[Rows from a dataset]

· · · · ·

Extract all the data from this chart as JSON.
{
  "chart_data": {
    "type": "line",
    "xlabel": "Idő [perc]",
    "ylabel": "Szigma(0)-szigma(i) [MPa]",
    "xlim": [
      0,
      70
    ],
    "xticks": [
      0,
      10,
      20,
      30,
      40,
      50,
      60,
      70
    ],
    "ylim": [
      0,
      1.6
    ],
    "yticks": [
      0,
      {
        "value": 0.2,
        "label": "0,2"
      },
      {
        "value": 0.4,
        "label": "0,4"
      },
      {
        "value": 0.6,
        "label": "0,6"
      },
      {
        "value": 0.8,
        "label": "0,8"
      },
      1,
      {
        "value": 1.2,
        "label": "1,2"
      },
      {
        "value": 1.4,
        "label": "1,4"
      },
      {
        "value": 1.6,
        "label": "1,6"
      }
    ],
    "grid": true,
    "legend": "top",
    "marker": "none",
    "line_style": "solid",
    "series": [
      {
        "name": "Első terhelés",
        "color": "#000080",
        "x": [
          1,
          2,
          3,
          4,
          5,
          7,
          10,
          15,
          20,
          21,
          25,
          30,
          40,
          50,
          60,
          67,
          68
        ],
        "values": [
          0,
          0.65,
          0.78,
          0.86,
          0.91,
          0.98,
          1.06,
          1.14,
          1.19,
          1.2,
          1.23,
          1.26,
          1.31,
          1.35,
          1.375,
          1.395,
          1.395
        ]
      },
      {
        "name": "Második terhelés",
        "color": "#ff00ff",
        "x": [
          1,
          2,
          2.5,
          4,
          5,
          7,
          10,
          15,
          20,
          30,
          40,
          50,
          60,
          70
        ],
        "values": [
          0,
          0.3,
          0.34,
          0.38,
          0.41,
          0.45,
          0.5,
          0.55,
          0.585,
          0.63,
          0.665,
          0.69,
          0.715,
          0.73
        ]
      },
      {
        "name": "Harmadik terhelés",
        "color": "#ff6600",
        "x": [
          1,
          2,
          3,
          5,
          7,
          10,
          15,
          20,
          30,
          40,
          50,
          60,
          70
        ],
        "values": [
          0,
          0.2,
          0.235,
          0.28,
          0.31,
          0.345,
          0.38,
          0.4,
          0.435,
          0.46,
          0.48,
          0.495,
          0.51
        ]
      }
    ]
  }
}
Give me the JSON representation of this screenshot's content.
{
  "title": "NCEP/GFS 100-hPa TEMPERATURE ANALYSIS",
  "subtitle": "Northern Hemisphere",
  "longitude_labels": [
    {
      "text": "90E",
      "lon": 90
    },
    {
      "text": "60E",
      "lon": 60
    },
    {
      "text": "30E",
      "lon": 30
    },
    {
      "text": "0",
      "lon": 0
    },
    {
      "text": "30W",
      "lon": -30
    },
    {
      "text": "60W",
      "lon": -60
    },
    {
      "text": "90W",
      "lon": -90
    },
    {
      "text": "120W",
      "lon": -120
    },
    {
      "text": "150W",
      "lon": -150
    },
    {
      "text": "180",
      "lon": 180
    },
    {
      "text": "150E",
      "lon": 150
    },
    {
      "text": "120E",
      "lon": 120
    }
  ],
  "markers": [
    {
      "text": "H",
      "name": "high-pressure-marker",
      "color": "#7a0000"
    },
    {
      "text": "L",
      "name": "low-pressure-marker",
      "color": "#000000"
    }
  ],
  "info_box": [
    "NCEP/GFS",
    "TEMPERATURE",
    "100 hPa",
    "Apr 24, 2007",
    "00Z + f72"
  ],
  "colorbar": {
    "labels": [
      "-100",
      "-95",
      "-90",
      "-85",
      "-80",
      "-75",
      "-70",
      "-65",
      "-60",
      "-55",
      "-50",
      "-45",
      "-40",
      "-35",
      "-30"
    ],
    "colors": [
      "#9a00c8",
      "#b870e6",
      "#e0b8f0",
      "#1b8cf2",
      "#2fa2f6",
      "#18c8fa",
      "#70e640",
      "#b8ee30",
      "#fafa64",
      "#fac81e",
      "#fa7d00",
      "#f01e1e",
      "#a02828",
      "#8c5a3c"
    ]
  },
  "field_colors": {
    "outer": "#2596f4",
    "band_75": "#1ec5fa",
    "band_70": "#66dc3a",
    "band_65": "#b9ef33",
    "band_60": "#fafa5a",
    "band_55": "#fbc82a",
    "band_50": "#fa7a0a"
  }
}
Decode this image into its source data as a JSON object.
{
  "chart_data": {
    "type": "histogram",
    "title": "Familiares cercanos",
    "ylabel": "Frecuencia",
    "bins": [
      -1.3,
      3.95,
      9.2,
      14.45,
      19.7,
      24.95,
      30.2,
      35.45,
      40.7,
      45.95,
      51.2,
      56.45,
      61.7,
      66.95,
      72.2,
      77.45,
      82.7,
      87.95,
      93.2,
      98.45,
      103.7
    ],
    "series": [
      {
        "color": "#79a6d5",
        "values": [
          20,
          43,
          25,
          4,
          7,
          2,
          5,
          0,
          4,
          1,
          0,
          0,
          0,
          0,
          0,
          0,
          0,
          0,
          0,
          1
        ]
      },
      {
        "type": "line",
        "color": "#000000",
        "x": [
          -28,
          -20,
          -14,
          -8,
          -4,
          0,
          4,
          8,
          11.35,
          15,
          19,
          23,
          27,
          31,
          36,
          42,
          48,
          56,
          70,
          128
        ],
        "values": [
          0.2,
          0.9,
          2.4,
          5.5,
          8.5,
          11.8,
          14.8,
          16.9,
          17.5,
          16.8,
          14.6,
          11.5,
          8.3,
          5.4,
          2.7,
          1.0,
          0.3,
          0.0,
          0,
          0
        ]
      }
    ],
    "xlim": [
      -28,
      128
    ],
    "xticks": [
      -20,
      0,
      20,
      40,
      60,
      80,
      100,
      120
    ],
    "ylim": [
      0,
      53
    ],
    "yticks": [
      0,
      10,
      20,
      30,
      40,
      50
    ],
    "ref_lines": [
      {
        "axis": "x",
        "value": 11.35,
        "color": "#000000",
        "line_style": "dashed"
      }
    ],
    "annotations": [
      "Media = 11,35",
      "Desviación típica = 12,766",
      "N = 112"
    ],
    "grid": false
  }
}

· · · · ·

> [Task prompt] Write out every entry word for word.

> [Written solution]
Extract all the data from this chart as JSON.
{
  "chart_data": {
    "type": "line",
    "xlabel": "Idő [perc]",
    "ylabel": "Szigma(0)-szigma(i) [MPa]",
    "xlim": [
      0,
      70
    ],
    "xticks": [
      0,
      10,
      20,
      30,
      40,
      50,
      60,
      70
    ],
    "ylim": [
      0,
      1.6
    ],
    "yticks": [
      0,
      {
        "value": 0.2,
        "label": "0,2"
      },
      {
        "value": 0.4,
        "label": "0,4"
      },
      {
        "value": 0.6,
        "label": "0,6"
      },
      {
        "value": 0.8,
        "label": "0,8"
      },
      1,
      {
        "value": 1.2,
        "label": "1,2"
      },
      {
        "value": 1.4,
        "label": "1,4"
      },
      {
        "value": 1.6,
        "label": "1,6"
      }
    ],
    "grid": true,
    "legend": "top",
    "marker": "none",
    "line_style": "solid",
    "series": [
      {
        "name": "Első terhelés",
        "color": "#000080",
        "x": [
          1,
          2,
          3,
          4,
          5,
          7,
          10,
          15,
          20,
          21,
          25,
          30,
          40,
          50,
          60,
          67,
          68
        ],
        "values": [
          0,
          0.65,
          0.78,
          0.86,
          0.91,
          0.98,
          1.06,
          1.14,
          1.19,
          1.2,
          1.23,
          1.26,
          1.31,
          1.35,
          1.375,
          1.395,
          1.395
        ]
      },
      {
        "name": "Második terhelés",
        "color": "#ff00ff",
        "x": [
          1,
          2,
          2.5,
          4,
          5,
          7,
          10,
          15,
          20,
          30,
          40,
          50,
          60,
          70
        ],
        "values": [
          0,
          0.3,
          0.34,
          0.38,
          0.41,
          0.45,
          0.5,
          0.55,
          0.585,
          0.63,
          0.665,
          0.69,
          0.715,
          0.73
        ]
      },
      {
        "name": "Harmadik terhelés",
        "color": "#ff6600",
        "x": [
          1,
          2,
          3,
          5,
          7,
          10,
          15,
          20,
          30,
          40,
          50,
          60,
          70
        ],
        "values": [
          0,
          0.2,
          0.235,
          0.28,
          0.31,
          0.345,
          0.38,
          0.4,
          0.435,
          0.46,
          0.48,
          0.495,
          0.51
        ]
      }
    ]
  }
}
Give me the JSON representation of this screenshot's content.
{
  "title": "NCEP/GFS 100-hPa TEMPERATURE ANALYSIS",
  "subtitle": "Northern Hemisphere",
  "longitude_labels": [
    {
      "text": "90E",
      "lon": 90
    },
    {
      "text": "60E",
      "lon": 60
    },
    {
      "text": "30E",
      "lon": 30
    },
    {
      "text": "0",
      "lon": 0
    },
    {
      "text": "30W",
      "lon": -30
    },
    {
      "text": "60W",
      "lon": -60
    },
    {
      "text": "90W",
      "lon": -90
    },
    {
      "text": "120W",
      "lon": -120
    },
    {
      "text": "150W",
      "lon": -150
    },
    {
      "text": "180",
      "lon": 180
    },
    {
      "text": "150E",
      "lon": 150
    },
    {
      "text": "120E",
      "lon": 120
    }
  ],
  "markers": [
    {
      "text": "H",
      "name": "high-pressure-marker",
      "color": "#7a0000"
    },
    {
      "text": "L",
      "name": "low-pressure-marker",
      "color": "#000000"
    }
  ],
  "info_box": [
    "NCEP/GFS",
    "TEMPERATURE",
    "100 hPa",
    "Apr 24, 2007",
    "00Z + f72"
  ],
  "colorbar": {
    "labels": [
      "-100",
      "-95",
      "-90",
      "-85",
      "-80",
      "-75",
      "-70",
      "-65",
      "-60",
      "-55",
      "-50",
      "-45",
      "-40",
      "-35",
      "-30"
    ],
    "colors": [
      "#9a00c8",
      "#b870e6",
      "#e0b8f0",
      "#1b8cf2",
      "#2fa2f6",
      "#18c8fa",
      "#70e640",
      "#b8ee30",
      "#fafa64",
      "#fac81e",
      "#fa7d00",
      "#f01e1e",
      "#a02828",
      "#8c5a3c"
    ]
  },
  "field_colors": {
    "outer": "#2596f4",
    "band_75": "#1ec5fa",
    "band_70": "#66dc3a",
    "band_65": "#b9ef33",
    "band_60": "#fafa5a",
    "band_55": "#fbc82a",
    "band_50": "#fa7a0a"
  }
}
Decode this image into its source data as a JSON object.
{
  "chart_data": {
    "type": "histogram",
    "title": "Familiares cercanos",
    "ylabel": "Frecuencia",
    "bins": [
      -1.3,
      3.95,
      9.2,
      14.45,
      19.7,
      24.95,
      30.2,
      35.45,
      40.7,
      45.95,
      51.2,
      56.45,
      61.7,
      66.95,
      72.2,
      77.45,
      82.7,
      87.95,
      93.2,
      98.45,
      103.7
    ],
    "series": [
      {
        "color": "#79a6d5",
        "values": [
          20,
          43,
          25,
          4,
          7,
          2,
          5,
          0,
          4,
          1,
          0,
          0,
          0,
          0,
          0,
          0,
          0,
          0,
          0,
          1
        ]
      },
      {
        "type": "line",
        "color": "#000000",
        "x": [
          -28,
          -20,
          -14,
          -8,
          -4,
          0,
          4,
          8,
          11.35,
          15,
          19,
          23,
          27,
          31,
          36,
          42,
          48,
          56,
          70,
          128
        ],
        "values": [
          0.2,
          0.9,
          2.4,
          5.5,
          8.5,
          11.8,
          14.8,
          16.9,
          17.5,
          16.8,
          14.6,
          11.5,
          8.3,
          5.4,
          2.7,
          1.0,
          0.3,
          0.0,
          0,
          0
        ]
      }
    ],
    "xlim": [
      -28,
      128
    ],
    "xticks": [
      -20,
      0,
      20,
      40,
      60,
      80,
      100,
      120
    ],
    "ylim": [
      0,
      53
    ],
    "yticks": [
      0,
      10,
      20,
      30,
      40,
      50
    ],
    "ref_lines": [
      {
        "axis": "x",
        "value": 11.35,
        "color": "#000000",
        "line_style": "dashed"
      }
    ],
    "annotations": [
      "Media = 11,35",
      "Desviación típica = 12,766",
      "N = 112"
    ],
    "grid": false
  }
}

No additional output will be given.